* [Short task]
Repeat each record below exactly as given.

====================

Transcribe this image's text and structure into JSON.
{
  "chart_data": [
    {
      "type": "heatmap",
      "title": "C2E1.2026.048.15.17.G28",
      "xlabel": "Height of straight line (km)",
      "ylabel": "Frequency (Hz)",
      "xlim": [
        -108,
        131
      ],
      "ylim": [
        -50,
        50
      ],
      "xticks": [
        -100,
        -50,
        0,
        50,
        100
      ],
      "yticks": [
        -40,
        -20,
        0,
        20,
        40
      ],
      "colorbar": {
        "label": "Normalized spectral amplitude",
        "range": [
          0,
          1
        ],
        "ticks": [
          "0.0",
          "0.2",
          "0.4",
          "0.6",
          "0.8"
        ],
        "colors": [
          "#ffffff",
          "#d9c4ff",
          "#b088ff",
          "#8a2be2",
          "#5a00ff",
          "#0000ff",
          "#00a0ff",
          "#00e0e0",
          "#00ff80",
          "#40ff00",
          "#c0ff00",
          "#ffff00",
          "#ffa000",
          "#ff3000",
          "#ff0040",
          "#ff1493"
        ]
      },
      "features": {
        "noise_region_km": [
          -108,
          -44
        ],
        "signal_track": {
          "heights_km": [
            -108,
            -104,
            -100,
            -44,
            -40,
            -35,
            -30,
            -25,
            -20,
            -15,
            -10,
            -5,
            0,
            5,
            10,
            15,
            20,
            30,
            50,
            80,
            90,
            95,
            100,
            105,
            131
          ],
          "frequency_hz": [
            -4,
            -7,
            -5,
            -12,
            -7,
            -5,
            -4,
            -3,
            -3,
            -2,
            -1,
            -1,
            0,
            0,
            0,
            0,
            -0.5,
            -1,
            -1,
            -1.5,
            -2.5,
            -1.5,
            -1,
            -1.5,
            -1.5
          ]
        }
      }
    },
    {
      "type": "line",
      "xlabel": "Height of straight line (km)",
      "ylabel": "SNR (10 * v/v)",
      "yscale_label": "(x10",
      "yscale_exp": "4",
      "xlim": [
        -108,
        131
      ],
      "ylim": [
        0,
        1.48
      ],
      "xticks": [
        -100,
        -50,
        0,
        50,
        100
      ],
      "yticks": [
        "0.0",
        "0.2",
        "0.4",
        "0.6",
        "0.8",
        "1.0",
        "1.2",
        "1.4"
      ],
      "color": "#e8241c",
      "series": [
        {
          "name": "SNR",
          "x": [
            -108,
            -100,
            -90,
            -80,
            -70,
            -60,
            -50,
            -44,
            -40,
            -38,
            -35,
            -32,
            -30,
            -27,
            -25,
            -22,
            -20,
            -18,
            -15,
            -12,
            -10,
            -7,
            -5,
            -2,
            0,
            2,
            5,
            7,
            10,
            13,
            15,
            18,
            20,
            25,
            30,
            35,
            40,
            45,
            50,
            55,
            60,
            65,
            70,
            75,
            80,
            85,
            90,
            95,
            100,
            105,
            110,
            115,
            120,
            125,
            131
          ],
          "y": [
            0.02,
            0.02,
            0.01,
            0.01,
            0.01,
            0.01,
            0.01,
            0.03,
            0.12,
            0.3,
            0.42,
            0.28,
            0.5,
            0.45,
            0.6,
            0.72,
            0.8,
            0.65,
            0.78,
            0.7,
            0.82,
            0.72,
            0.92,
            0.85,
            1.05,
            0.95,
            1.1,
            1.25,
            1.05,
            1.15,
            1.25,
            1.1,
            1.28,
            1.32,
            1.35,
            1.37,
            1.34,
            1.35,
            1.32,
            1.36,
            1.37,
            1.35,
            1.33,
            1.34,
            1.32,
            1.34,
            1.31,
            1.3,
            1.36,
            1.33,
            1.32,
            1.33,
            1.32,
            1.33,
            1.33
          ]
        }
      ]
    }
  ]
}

====================

* [Exercise answer]
Transcribe this image's text and structure into JSON.
{
  "chart_data": [
    {
      "type": "heatmap",
      "title": "C2E1.2026.048.15.17.G28",
      "xlabel": "Height of straight line (km)",
      "ylabel": "Frequency (Hz)",
      "xlim": [
        -108,
        131
      ],
      "ylim": [
        -50,
        50
      ],
      "xticks": [
        -100,
        -50,
        0,
        50,
        100
      ],
      "yticks": [
        -40,
        -20,
        0,
        20,
        40
      ],
      "colorbar": {
        "label": "Normalized spectral amplitude",
        "range": [
          0,
          1
        ],
        "ticks": [
          "0.0",
          "0.2",
          "0.4",
          "0.6",
          "0.8"
        ],
        "colors": [
          "#ffffff",
          "#d9c4ff",
          "#b088ff",
          "#8a2be2",
          "#5a00ff",
          "#0000ff",
          "#00a0ff",
          "#00e0e0",
          "#00ff80",
          "#40ff00",
          "#c0ff00",
          "#ffff00",
          "#ffa000",
          "#ff3000",
          "#ff0040",
          "#ff1493"
        ]
      },
      "features": {
        "noise_region_km": [
          -108,
          -44
        ],
        "signal_track": {
          "heights_km": [
            -108,
            -104,
            -100,
            -44,
            -40,
            -35,
            -30,
            -25,
            -20,
            -15,
            -10,
            -5,
            0,
            5,
            10,
            15,
            20,
            30,
            50,
            80,
            90,
            95,
            100,
            105,
            131
          ],
          "frequency_hz": [
            -4,
            -7,
            -5,
            -12,
            -7,
            -5,
            -4,
            -3,
            -3,
            -2,
            -1,
            -1,
            0,
            0,
            0,
            0,
            -0.5,
            -1,
            -1,
            -1.5,
            -2.5,
            -1.5,
            -1,
            -1.5,
            -1.5
          ]
        }
      }
    },
    {
      "type": "line",
      "xlabel": "Height of straight line (km)",
      "ylabel": "SNR (10 * v/v)",
      "yscale_label": "(x10",
      "yscale_exp": "4",
      "xlim": [
        -108,
        131
      ],
      "ylim": [
        0,
        1.48
      ],
      "xticks": [
        -100,
        -50,
        0,
        50,
        100
      ],
      "yticks": [
        "0.0",
        "0.2",
        "0.4",
        "0.6",
        "0.8",
        "1.0",
        "1.2",
        "1.4"
      ],
      "color": "#e8241c",
      "series": [
        {
          "name": "SNR",
          "x": [
            -108,
            -100,
            -90,
            -80,
            -70,
            -60,
            -50,
            -44,
            -40,
            -38,
            -35,
            -32,
            -30,
            -27,
            -25,
            -22,
            -20,
            -18,
            -15,
            -12,
            -10,
            -7,
            -5,
            -2,
            0,
            2,
            5,
            7,
            10,
            13,
            15,
            18,
            20,
            25,
            30,
            35,
            40,
            45,
            50,
            55,
            60,
            65,
            70,
            75,
            80,
            85,
            90,
            95,
            100,
            105,
            110,
            115,
            120,
            125,
            131
          ],
          "y": [
            0.02,
            0.02,
            0.01,
            0.01,
            0.01,
            0.01,
            0.01,
            0.03,
            0.12,
            0.3,
            0.42,
            0.28,
            0.5,
            0.45,
            0.6,
            0.72,
            0.8,
            0.65,
            0.78,
            0.7,
            0.82,
            0.72,
            0.92,
            0.85,
            1.05,
            0.95,
            1.1,
            1.25,
            1.05,
            1.15,
            1.25,
            1.1,
            1.28,
            1.32,
            1.35,
            1.37,
            1.34,
            1.35,
            1.32,
            1.36,
            1.37,
            1.35,
            1.33,
            1.34,
            1.32,
            1.34,
            1.31,
            1.3,
            1.36,
            1.33,
            1.32,
            1.33,
            1.32,
            1.33,
            1.33
          ]
        }
      ]
    }
  ]
}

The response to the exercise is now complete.